_Aim_: Every record should be written out exactly, with the pictures left out.
-- START Data records --
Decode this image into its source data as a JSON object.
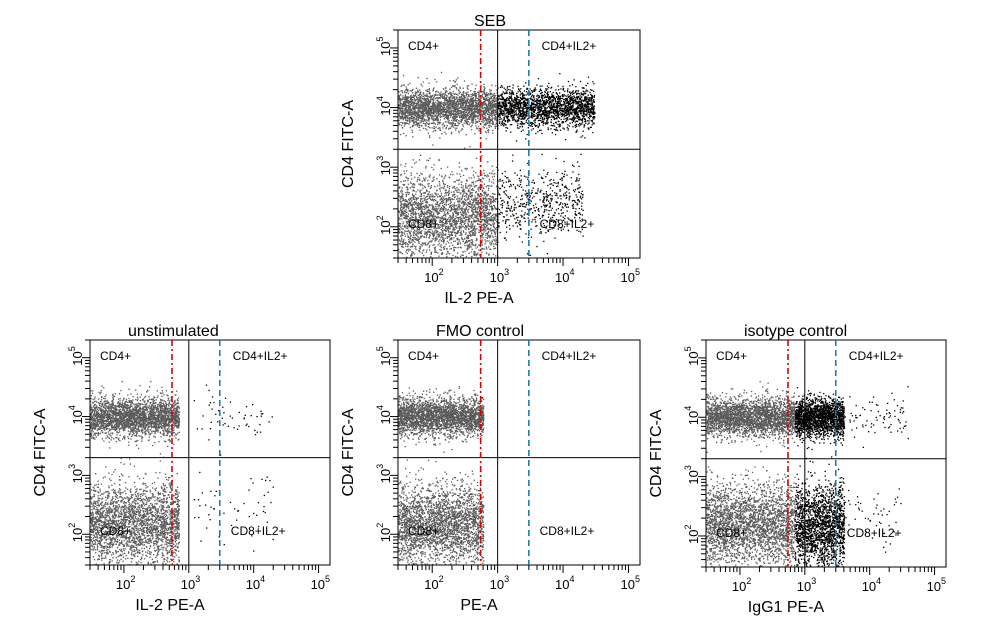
{
  "chart_data": [
    {
      "type": "scatter",
      "title": "SEB",
      "xlabel": "IL-2 PE-A",
      "ylabel": "CD4 FITC-A",
      "xscale": "log",
      "yscale": "log",
      "xlim": [
        30,
        150000
      ],
      "ylim": [
        30,
        200000
      ],
      "xticks": [
        {
          "base": "10",
          "exp": "2"
        },
        {
          "base": "10",
          "exp": "3"
        },
        {
          "base": "10",
          "exp": "4"
        },
        {
          "base": "10",
          "exp": "5"
        }
      ],
      "yticks": [
        {
          "base": "10",
          "exp": "2"
        },
        {
          "base": "10",
          "exp": "3"
        },
        {
          "base": "10",
          "exp": "4"
        },
        {
          "base": "10",
          "exp": "5"
        }
      ],
      "quadrant_gate": {
        "x": 1000,
        "y": 2000
      },
      "reference_lines": [
        {
          "x": 550,
          "color": "#dd0000"
        },
        {
          "x": 3000,
          "color": "#1f77b4"
        }
      ],
      "quadrant_labels": {
        "top_left": "CD4+",
        "top_right": "CD4+IL2+",
        "bottom_left": "CD8+",
        "bottom_right": "CD8+IL2+"
      },
      "populations": [
        {
          "color": "#5a5a5a",
          "x_range": [
            30,
            1000
          ],
          "y_center": 10000,
          "y_spread": 0.16,
          "density": 1.0
        },
        {
          "color": "#000000",
          "x_range": [
            1000,
            30000
          ],
          "y_center": 10000,
          "y_spread": 0.16,
          "density": 0.75
        },
        {
          "color": "#5a5a5a",
          "x_range": [
            30,
            1000
          ],
          "y_center": 150,
          "y_spread": 0.35,
          "density": 1.0
        },
        {
          "color": "#000000",
          "x_range": [
            1000,
            20000
          ],
          "y_center": 250,
          "y_spread": 0.3,
          "density": 0.2
        }
      ]
    },
    {
      "type": "scatter",
      "title": "unstimulated",
      "xlabel": "IL-2 PE-A",
      "ylabel": "CD4 FITC-A",
      "xscale": "log",
      "yscale": "log",
      "xlim": [
        30,
        150000
      ],
      "ylim": [
        30,
        200000
      ],
      "xticks": [
        {
          "base": "10",
          "exp": "2"
        },
        {
          "base": "10",
          "exp": "3"
        },
        {
          "base": "10",
          "exp": "4"
        },
        {
          "base": "10",
          "exp": "5"
        }
      ],
      "yticks": [
        {
          "base": "10",
          "exp": "2"
        },
        {
          "base": "10",
          "exp": "3"
        },
        {
          "base": "10",
          "exp": "4"
        },
        {
          "base": "10",
          "exp": "5"
        }
      ],
      "quadrant_gate": {
        "x": 1000,
        "y": 2000
      },
      "reference_lines": [
        {
          "x": 550,
          "color": "#dd0000"
        },
        {
          "x": 3000,
          "color": "#1f77b4"
        }
      ],
      "quadrant_labels": {
        "top_left": "CD4+",
        "top_right": "CD4+IL2+",
        "bottom_left": "CD8+",
        "bottom_right": "CD8+IL2+"
      },
      "populations": [
        {
          "color": "#5a5a5a",
          "x_range": [
            30,
            700
          ],
          "y_center": 10000,
          "y_spread": 0.16,
          "density": 1.0
        },
        {
          "color": "#000000",
          "x_range": [
            1000,
            20000
          ],
          "y_center": 10000,
          "y_spread": 0.2,
          "density": 0.02
        },
        {
          "color": "#5a5a5a",
          "x_range": [
            30,
            700
          ],
          "y_center": 150,
          "y_spread": 0.35,
          "density": 1.0
        },
        {
          "color": "#000000",
          "x_range": [
            1000,
            20000
          ],
          "y_center": 300,
          "y_spread": 0.3,
          "density": 0.02
        }
      ]
    },
    {
      "type": "scatter",
      "title": "FMO control",
      "xlabel": "PE-A",
      "ylabel": "CD4 FITC-A",
      "xscale": "log",
      "yscale": "log",
      "xlim": [
        30,
        150000
      ],
      "ylim": [
        30,
        200000
      ],
      "xticks": [
        {
          "base": "10",
          "exp": "2"
        },
        {
          "base": "10",
          "exp": "3"
        },
        {
          "base": "10",
          "exp": "4"
        },
        {
          "base": "10",
          "exp": "5"
        }
      ],
      "yticks": [
        {
          "base": "10",
          "exp": "2"
        },
        {
          "base": "10",
          "exp": "3"
        },
        {
          "base": "10",
          "exp": "4"
        },
        {
          "base": "10",
          "exp": "5"
        }
      ],
      "quadrant_gate": {
        "x": 1000,
        "y": 2000
      },
      "reference_lines": [
        {
          "x": 550,
          "color": "#dd0000"
        },
        {
          "x": 3000,
          "color": "#1f77b4"
        }
      ],
      "quadrant_labels": {
        "top_left": "CD4+",
        "top_right": "CD4+IL2+",
        "bottom_left": "CD8+",
        "bottom_right": "CD8+IL2+"
      },
      "populations": [
        {
          "color": "#5a5a5a",
          "x_range": [
            30,
            600
          ],
          "y_center": 10000,
          "y_spread": 0.16,
          "density": 1.0
        },
        {
          "color": "#5a5a5a",
          "x_range": [
            30,
            600
          ],
          "y_center": 150,
          "y_spread": 0.35,
          "density": 1.0
        }
      ]
    },
    {
      "type": "scatter",
      "title": "isotype control",
      "xlabel": "IgG1 PE-A",
      "ylabel": "CD4 FITC-A",
      "xscale": "log",
      "yscale": "log",
      "xlim": [
        30,
        150000
      ],
      "ylim": [
        30,
        200000
      ],
      "xticks": [
        {
          "base": "10",
          "exp": "2"
        },
        {
          "base": "10",
          "exp": "3"
        },
        {
          "base": "10",
          "exp": "4"
        },
        {
          "base": "10",
          "exp": "5"
        }
      ],
      "yticks": [
        {
          "base": "10",
          "exp": "2"
        },
        {
          "base": "10",
          "exp": "3"
        },
        {
          "base": "10",
          "exp": "4"
        },
        {
          "base": "10",
          "exp": "5"
        }
      ],
      "quadrant_gate": {
        "x": 1000,
        "y": 2000
      },
      "reference_lines": [
        {
          "x": 550,
          "color": "#dd0000"
        },
        {
          "x": 3000,
          "color": "#1f77b4"
        }
      ],
      "quadrant_labels": {
        "top_left": "CD4+",
        "top_right": "CD4+IL2+",
        "bottom_left": "CD8+",
        "bottom_right": "CD8+IL2+"
      },
      "populations": [
        {
          "color": "#5a5a5a",
          "x_range": [
            30,
            700
          ],
          "y_center": 10000,
          "y_spread": 0.16,
          "density": 1.0
        },
        {
          "color": "#000000",
          "x_range": [
            700,
            4000
          ],
          "y_center": 10000,
          "y_spread": 0.16,
          "density": 0.7
        },
        {
          "color": "#000000",
          "x_range": [
            4000,
            40000
          ],
          "y_center": 10000,
          "y_spread": 0.18,
          "density": 0.03
        },
        {
          "color": "#5a5a5a",
          "x_range": [
            30,
            700
          ],
          "y_center": 150,
          "y_spread": 0.35,
          "density": 1.0
        },
        {
          "color": "#000000",
          "x_range": [
            700,
            4000
          ],
          "y_center": 150,
          "y_spread": 0.35,
          "density": 0.7
        },
        {
          "color": "#000000",
          "x_range": [
            4000,
            30000
          ],
          "y_center": 200,
          "y_spread": 0.3,
          "density": 0.02
        }
      ]
    }
  ]
}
-- END Data records --
_Written solution_:
Decode this image into its source data as a JSON object.
{
  "chart_data": [
    {
      "type": "scatter",
      "title": "SEB",
      "xlabel": "IL-2 PE-A",
      "ylabel": "CD4 FITC-A",
      "xscale": "log",
      "yscale": "log",
      "xlim": [
        30,
        150000
      ],
      "ylim": [
        30,
        200000
      ],
      "xticks": [
        {
          "base": "10",
          "exp": "2"
        },
        {
          "base": "10",
          "exp": "3"
        },
        {
          "base": "10",
          "exp": "4"
        },
        {
          "base": "10",
          "exp": "5"
        }
      ],
      "yticks": [
        {
          "base": "10",
          "exp": "2"
        },
        {
          "base": "10",
          "exp": "3"
        },
        {
          "base": "10",
          "exp": "4"
        },
        {
          "base": "10",
          "exp": "5"
        }
      ],
      "quadrant_gate": {
        "x": 1000,
        "y": 2000
      },
      "reference_lines": [
        {
          "x": 550,
          "color": "#dd0000"
        },
        {
          "x": 3000,
          "color": "#1f77b4"
        }
      ],
      "quadrant_labels": {
        "top_left": "CD4+",
        "top_right": "CD4+IL2+",
        "bottom_left": "CD8+",
        "bottom_right": "CD8+IL2+"
      },
      "populations": [
        {
          "color": "#5a5a5a",
          "x_range": [
            30,
            1000
          ],
          "y_center": 10000,
          "y_spread": 0.16,
          "density": 1.0
        },
        {
          "color": "#000000",
          "x_range": [
            1000,
            30000
          ],
          "y_center": 10000,
          "y_spread": 0.16,
          "density": 0.75
        },
        {
          "color": "#5a5a5a",
          "x_range": [
            30,
            1000
          ],
          "y_center": 150,
          "y_spread": 0.35,
          "density": 1.0
        },
        {
          "color": "#000000",
          "x_range": [
            1000,
            20000
          ],
          "y_center": 250,
          "y_spread": 0.3,
          "density": 0.2
        }
      ]
    },
    {
      "type": "scatter",
      "title": "unstimulated",
      "xlabel": "IL-2 PE-A",
      "ylabel": "CD4 FITC-A",
      "xscale": "log",
      "yscale": "log",
      "xlim": [
        30,
        150000
      ],
      "ylim": [
        30,
        200000
      ],
      "xticks": [
        {
          "base": "10",
          "exp": "2"
        },
        {
          "base": "10",
          "exp": "3"
        },
        {
          "base": "10",
          "exp": "4"
        },
        {
          "base": "10",
          "exp": "5"
        }
      ],
      "yticks": [
        {
          "base": "10",
          "exp": "2"
        },
        {
          "base": "10",
          "exp": "3"
        },
        {
          "base": "10",
          "exp": "4"
        },
        {
          "base": "10",
          "exp": "5"
        }
      ],
      "quadrant_gate": {
        "x": 1000,
        "y": 2000
      },
      "reference_lines": [
        {
          "x": 550,
          "color": "#dd0000"
        },
        {
          "x": 3000,
          "color": "#1f77b4"
        }
      ],
      "quadrant_labels": {
        "top_left": "CD4+",
        "top_right": "CD4+IL2+",
        "bottom_left": "CD8+",
        "bottom_right": "CD8+IL2+"
      },
      "populations": [
        {
          "color": "#5a5a5a",
          "x_range": [
            30,
            700
          ],
          "y_center": 10000,
          "y_spread": 0.16,
          "density": 1.0
        },
        {
          "color": "#000000",
          "x_range": [
            1000,
            20000
          ],
          "y_center": 10000,
          "y_spread": 0.2,
          "density": 0.02
        },
        {
          "color": "#5a5a5a",
          "x_range": [
            30,
            700
          ],
          "y_center": 150,
          "y_spread": 0.35,
          "density": 1.0
        },
        {
          "color": "#000000",
          "x_range": [
            1000,
            20000
          ],
          "y_center": 300,
          "y_spread": 0.3,
          "density": 0.02
        }
      ]
    },
    {
      "type": "scatter",
      "title": "FMO control",
      "xlabel": "PE-A",
      "ylabel": "CD4 FITC-A",
      "xscale": "log",
      "yscale": "log",
      "xlim": [
        30,
        150000
      ],
      "ylim": [
        30,
        200000
      ],
      "xticks": [
        {
          "base": "10",
          "exp": "2"
        },
        {
          "base": "10",
          "exp": "3"
        },
        {
          "base": "10",
          "exp": "4"
        },
        {
          "base": "10",
          "exp": "5"
        }
      ],
      "yticks": [
        {
          "base": "10",
          "exp": "2"
        },
        {
          "base": "10",
          "exp": "3"
        },
        {
          "base": "10",
          "exp": "4"
        },
        {
          "base": "10",
          "exp": "5"
        }
      ],
      "quadrant_gate": {
        "x": 1000,
        "y": 2000
      },
      "reference_lines": [
        {
          "x": 550,
          "color": "#dd0000"
        },
        {
          "x": 3000,
          "color": "#1f77b4"
        }
      ],
      "quadrant_labels": {
        "top_left": "CD4+",
        "top_right": "CD4+IL2+",
        "bottom_left": "CD8+",
        "bottom_right": "CD8+IL2+"
      },
      "populations": [
        {
          "color": "#5a5a5a",
          "x_range": [
            30,
            600
          ],
          "y_center": 10000,
          "y_spread": 0.16,
          "density": 1.0
        },
        {
          "color": "#5a5a5a",
          "x_range": [
            30,
            600
          ],
          "y_center": 150,
          "y_spread": 0.35,
          "density": 1.0
        }
      ]
    },
    {
      "type": "scatter",
      "title": "isotype control",
      "xlabel": "IgG1 PE-A",
      "ylabel": "CD4 FITC-A",
      "xscale": "log",
      "yscale": "log",
      "xlim": [
        30,
        150000
      ],
      "ylim": [
        30,
        200000
      ],
      "xticks": [
        {
          "base": "10",
          "exp": "2"
        },
        {
          "base": "10",
          "exp": "3"
        },
        {
          "base": "10",
          "exp": "4"
        },
        {
          "base": "10",
          "exp": "5"
        }
      ],
      "yticks": [
        {
          "base": "10",
          "exp": "2"
        },
        {
          "base": "10",
          "exp": "3"
        },
        {
          "base": "10",
          "exp": "4"
        },
        {
          "base": "10",
          "exp": "5"
        }
      ],
      "quadrant_gate": {
        "x": 1000,
        "y": 2000
      },
      "reference_lines": [
        {
          "x": 550,
          "color": "#dd0000"
        },
        {
          "x": 3000,
          "color": "#1f77b4"
        }
      ],
      "quadrant_labels": {
        "top_left": "CD4+",
        "top_right": "CD4+IL2+",
        "bottom_left": "CD8+",
        "bottom_right": "CD8+IL2+"
      },
      "populations": [
        {
          "color": "#5a5a5a",
          "x_range": [
            30,
            700
          ],
          "y_center": 10000,
          "y_spread": 0.16,
          "density": 1.0
        },
        {
          "color": "#000000",
          "x_range": [
            700,
            4000
          ],
          "y_center": 10000,
          "y_spread": 0.16,
          "density": 0.7
        },
        {
          "color": "#000000",
          "x_range": [
            4000,
            40000
          ],
          "y_center": 10000,
          "y_spread": 0.18,
          "density": 0.03
        },
        {
          "color": "#5a5a5a",
          "x_range": [
            30,
            700
          ],
          "y_center": 150,
          "y_spread": 0.35,
          "density": 1.0
        },
        {
          "color": "#000000",
          "x_range": [
            700,
            4000
          ],
          "y_center": 150,
          "y_spread": 0.35,
          "density": 0.7
        },
        {
          "color": "#000000",
          "x_range": [
            4000,
            30000
          ],
          "y_center": 200,
          "y_spread": 0.3,
          "density": 0.02
        }
      ]
    }
  ]
}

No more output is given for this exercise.